▶ _Requirement_
From the entries below, copy every line where the string "What" appears.

>> Start Source material

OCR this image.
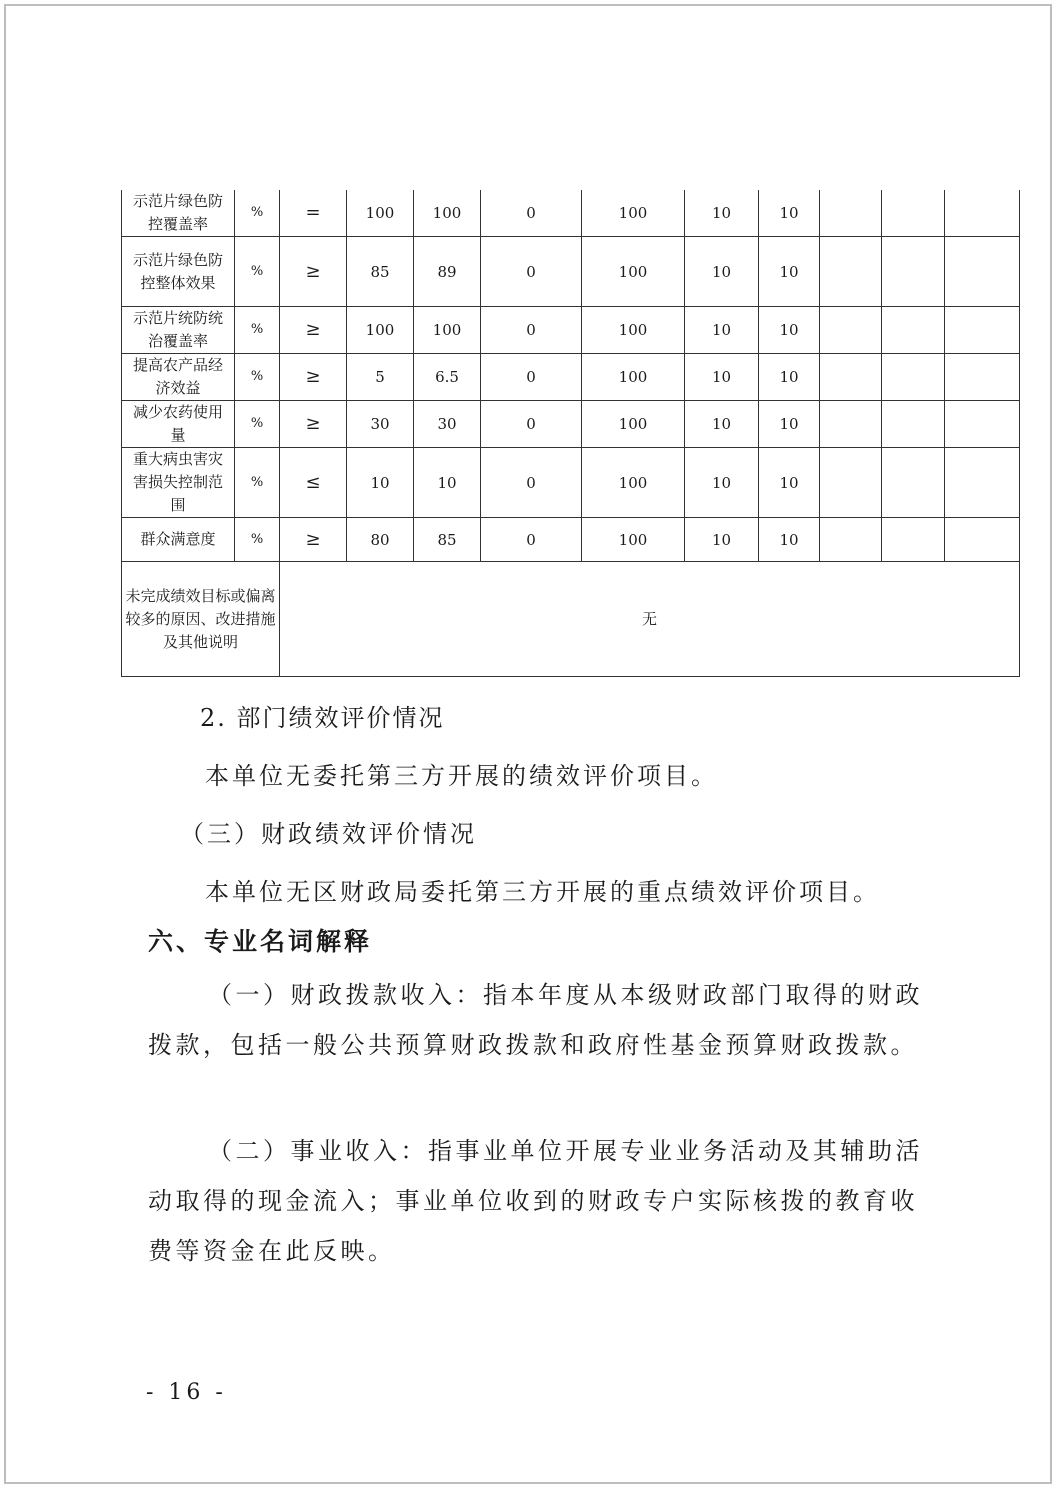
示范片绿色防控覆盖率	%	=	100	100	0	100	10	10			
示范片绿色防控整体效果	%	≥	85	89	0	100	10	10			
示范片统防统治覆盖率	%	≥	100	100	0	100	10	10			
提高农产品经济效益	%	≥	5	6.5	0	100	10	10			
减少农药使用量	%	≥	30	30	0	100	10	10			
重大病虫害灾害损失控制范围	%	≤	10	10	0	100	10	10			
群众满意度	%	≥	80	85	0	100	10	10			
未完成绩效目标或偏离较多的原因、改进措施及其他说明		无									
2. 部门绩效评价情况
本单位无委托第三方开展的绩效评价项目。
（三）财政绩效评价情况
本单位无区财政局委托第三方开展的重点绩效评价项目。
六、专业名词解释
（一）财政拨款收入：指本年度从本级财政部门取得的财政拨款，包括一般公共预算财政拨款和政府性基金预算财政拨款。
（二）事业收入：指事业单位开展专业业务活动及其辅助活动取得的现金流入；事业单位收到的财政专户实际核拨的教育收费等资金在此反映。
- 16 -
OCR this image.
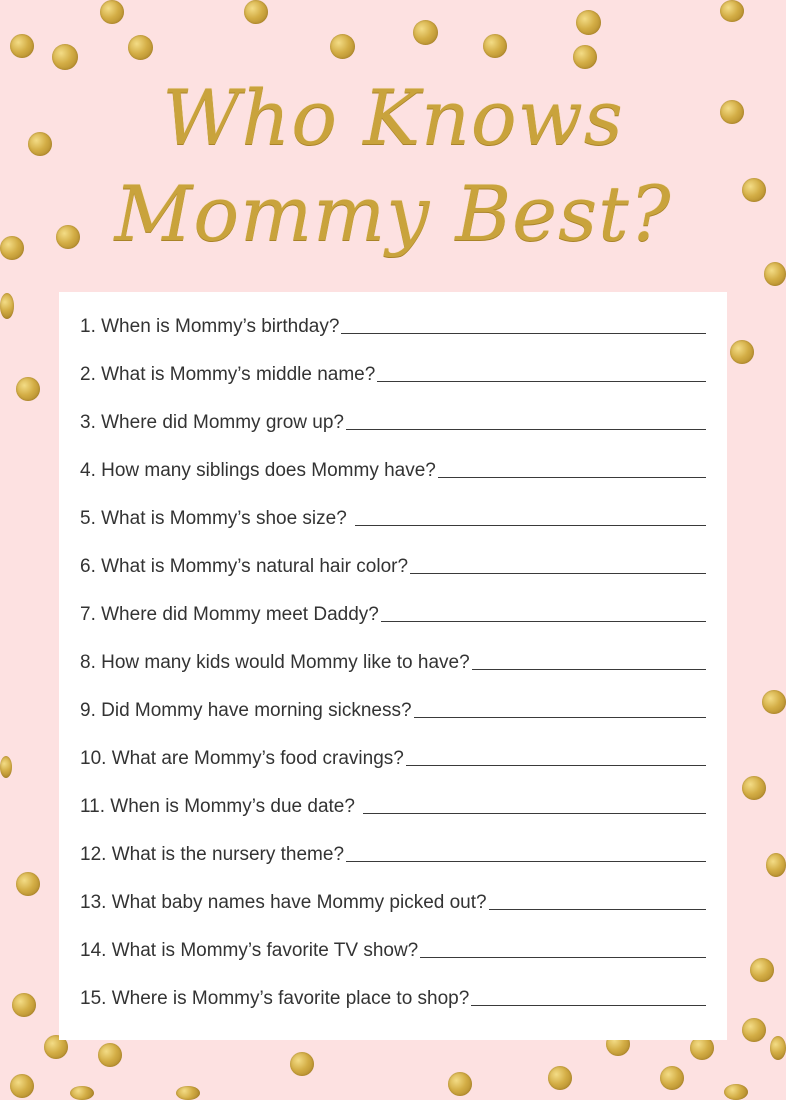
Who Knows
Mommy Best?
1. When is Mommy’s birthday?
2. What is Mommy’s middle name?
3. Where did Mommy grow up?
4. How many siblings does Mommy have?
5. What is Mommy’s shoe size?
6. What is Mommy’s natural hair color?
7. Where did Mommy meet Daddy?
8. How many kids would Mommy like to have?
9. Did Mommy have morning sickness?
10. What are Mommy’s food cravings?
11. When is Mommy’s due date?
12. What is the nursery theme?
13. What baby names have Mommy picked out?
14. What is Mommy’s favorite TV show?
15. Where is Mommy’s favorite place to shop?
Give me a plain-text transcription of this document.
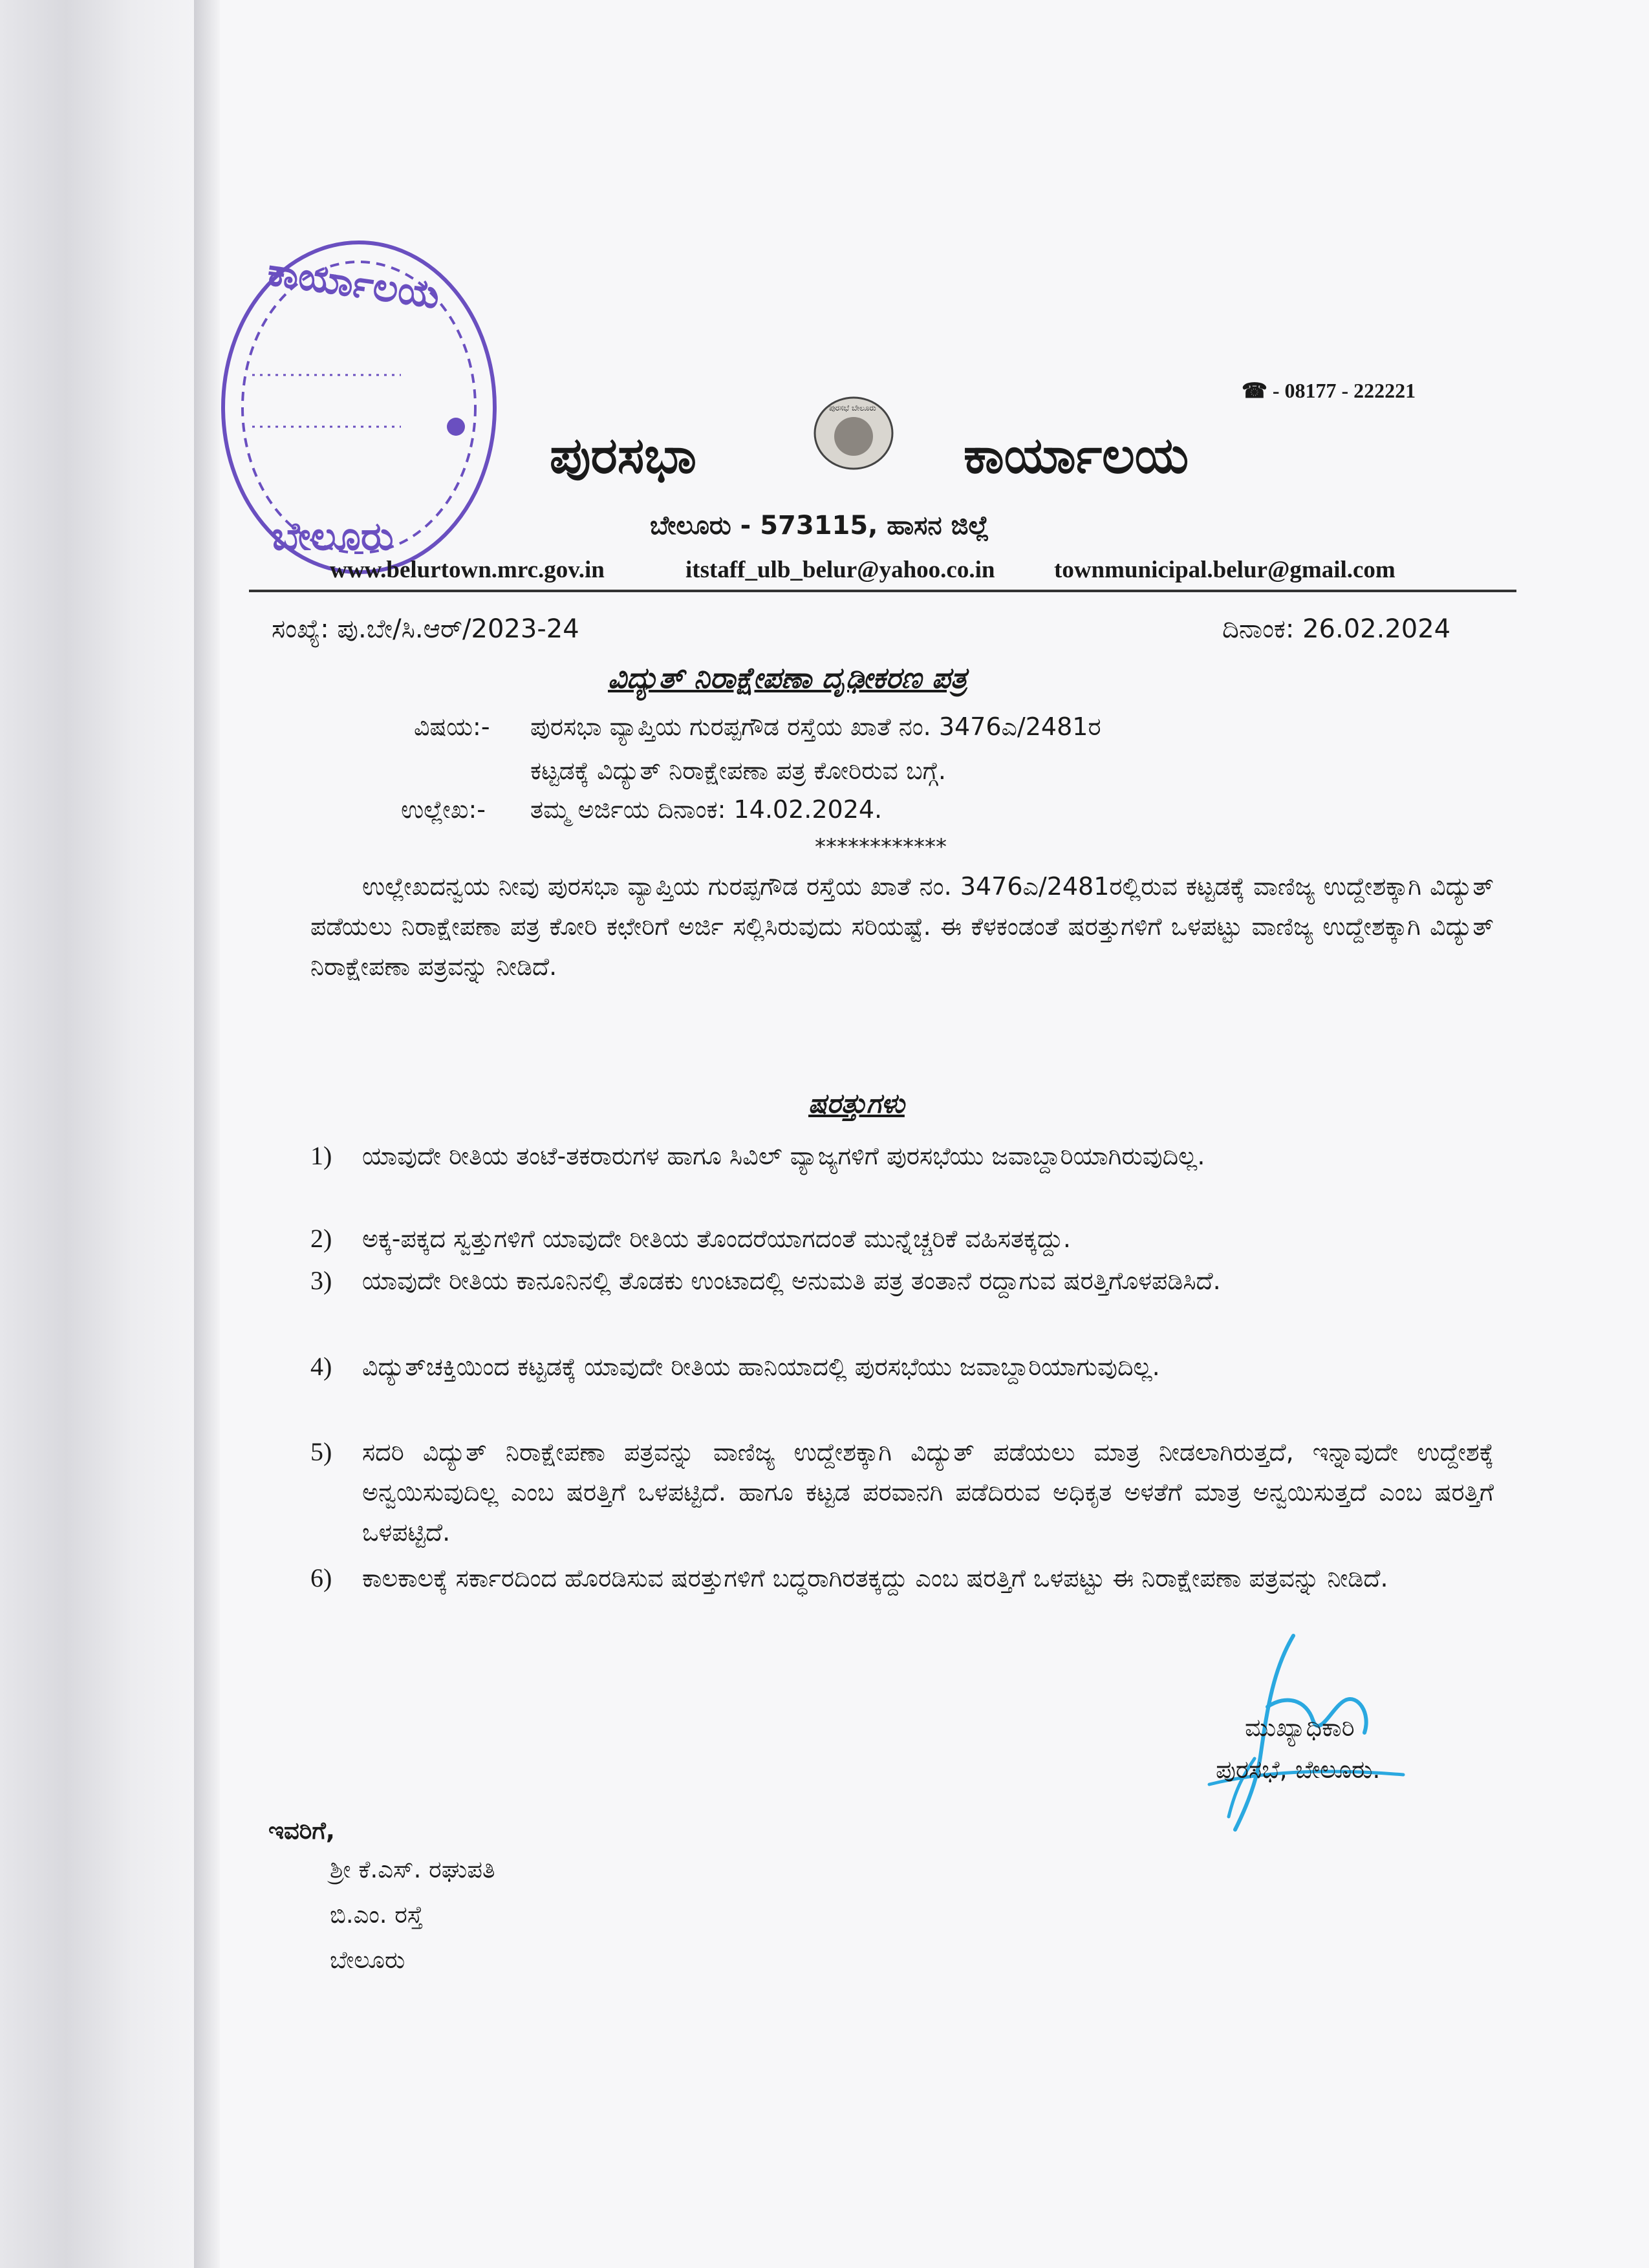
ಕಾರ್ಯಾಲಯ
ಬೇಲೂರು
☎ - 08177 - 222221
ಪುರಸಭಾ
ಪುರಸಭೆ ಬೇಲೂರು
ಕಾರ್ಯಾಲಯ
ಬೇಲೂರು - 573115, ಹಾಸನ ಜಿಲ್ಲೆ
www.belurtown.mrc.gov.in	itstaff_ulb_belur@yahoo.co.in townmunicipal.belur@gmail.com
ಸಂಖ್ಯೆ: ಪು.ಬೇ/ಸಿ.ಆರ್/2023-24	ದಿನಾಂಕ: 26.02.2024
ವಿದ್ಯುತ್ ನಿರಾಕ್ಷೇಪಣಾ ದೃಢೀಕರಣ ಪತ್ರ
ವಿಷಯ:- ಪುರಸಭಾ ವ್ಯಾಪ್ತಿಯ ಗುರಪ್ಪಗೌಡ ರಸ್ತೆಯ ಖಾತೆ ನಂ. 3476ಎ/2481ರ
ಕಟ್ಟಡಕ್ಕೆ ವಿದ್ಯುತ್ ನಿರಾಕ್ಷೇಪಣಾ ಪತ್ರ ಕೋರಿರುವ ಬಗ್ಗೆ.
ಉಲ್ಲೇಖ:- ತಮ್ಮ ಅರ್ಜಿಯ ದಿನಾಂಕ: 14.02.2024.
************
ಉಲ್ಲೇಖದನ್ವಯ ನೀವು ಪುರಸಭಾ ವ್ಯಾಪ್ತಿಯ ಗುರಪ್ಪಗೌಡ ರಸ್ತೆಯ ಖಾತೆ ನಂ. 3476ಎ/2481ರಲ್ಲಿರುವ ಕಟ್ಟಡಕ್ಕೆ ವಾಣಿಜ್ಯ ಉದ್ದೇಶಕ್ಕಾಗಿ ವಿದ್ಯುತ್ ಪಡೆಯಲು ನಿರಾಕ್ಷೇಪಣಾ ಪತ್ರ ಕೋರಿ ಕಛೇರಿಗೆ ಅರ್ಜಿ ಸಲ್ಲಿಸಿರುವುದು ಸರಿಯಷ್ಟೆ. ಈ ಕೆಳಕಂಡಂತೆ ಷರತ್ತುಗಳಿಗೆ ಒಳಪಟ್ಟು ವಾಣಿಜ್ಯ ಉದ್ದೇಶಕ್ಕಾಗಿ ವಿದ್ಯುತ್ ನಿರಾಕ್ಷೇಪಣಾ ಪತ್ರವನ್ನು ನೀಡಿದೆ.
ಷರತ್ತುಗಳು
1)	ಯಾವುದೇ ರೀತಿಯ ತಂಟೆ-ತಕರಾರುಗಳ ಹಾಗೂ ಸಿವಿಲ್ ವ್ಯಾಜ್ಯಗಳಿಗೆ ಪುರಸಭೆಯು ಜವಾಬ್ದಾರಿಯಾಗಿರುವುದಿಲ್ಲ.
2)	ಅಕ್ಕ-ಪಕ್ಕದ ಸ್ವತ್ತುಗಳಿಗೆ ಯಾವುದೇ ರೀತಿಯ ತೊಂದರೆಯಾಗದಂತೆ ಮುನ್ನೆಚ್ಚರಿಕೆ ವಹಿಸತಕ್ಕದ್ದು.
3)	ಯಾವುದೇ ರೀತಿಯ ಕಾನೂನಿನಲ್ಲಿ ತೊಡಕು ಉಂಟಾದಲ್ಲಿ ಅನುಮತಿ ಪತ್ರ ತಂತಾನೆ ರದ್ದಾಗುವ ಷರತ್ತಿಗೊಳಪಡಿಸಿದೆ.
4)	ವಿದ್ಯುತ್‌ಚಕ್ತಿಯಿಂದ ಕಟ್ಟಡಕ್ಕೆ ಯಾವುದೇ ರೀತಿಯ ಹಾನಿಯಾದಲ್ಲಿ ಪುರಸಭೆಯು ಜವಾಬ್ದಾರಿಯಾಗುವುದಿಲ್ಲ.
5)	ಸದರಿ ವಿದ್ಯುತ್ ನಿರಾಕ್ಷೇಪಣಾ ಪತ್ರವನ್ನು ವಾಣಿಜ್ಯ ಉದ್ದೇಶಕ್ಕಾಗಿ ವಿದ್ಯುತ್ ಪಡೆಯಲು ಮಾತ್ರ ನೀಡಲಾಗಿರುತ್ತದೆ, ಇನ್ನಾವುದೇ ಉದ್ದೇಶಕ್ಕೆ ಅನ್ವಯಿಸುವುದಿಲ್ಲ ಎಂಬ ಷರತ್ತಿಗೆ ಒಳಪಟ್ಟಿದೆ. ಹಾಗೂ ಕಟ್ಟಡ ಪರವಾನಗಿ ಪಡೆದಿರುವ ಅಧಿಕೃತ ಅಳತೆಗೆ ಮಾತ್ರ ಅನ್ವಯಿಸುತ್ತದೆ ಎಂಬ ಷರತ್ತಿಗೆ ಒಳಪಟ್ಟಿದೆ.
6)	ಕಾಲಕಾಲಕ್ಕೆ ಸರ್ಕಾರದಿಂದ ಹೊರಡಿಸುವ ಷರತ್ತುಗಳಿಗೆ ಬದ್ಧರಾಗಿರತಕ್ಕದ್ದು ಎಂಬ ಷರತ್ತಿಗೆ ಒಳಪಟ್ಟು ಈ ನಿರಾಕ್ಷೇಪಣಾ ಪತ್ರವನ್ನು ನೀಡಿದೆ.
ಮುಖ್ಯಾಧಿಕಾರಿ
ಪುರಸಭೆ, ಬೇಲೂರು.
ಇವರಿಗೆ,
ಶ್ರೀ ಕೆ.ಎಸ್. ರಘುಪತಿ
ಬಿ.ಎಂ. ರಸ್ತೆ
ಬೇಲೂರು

>> End Source material

▶ _Exercise response_
2. What is Mommy’s middle name?
5. What is Mommy’s shoe size?
6. What is Mommy’s natural hair color?
10. What are Mommy’s food cravings?
12. What is the nursery theme?
13. What baby names have Mommy picked out?
14. What is Mommy’s favorite TV show?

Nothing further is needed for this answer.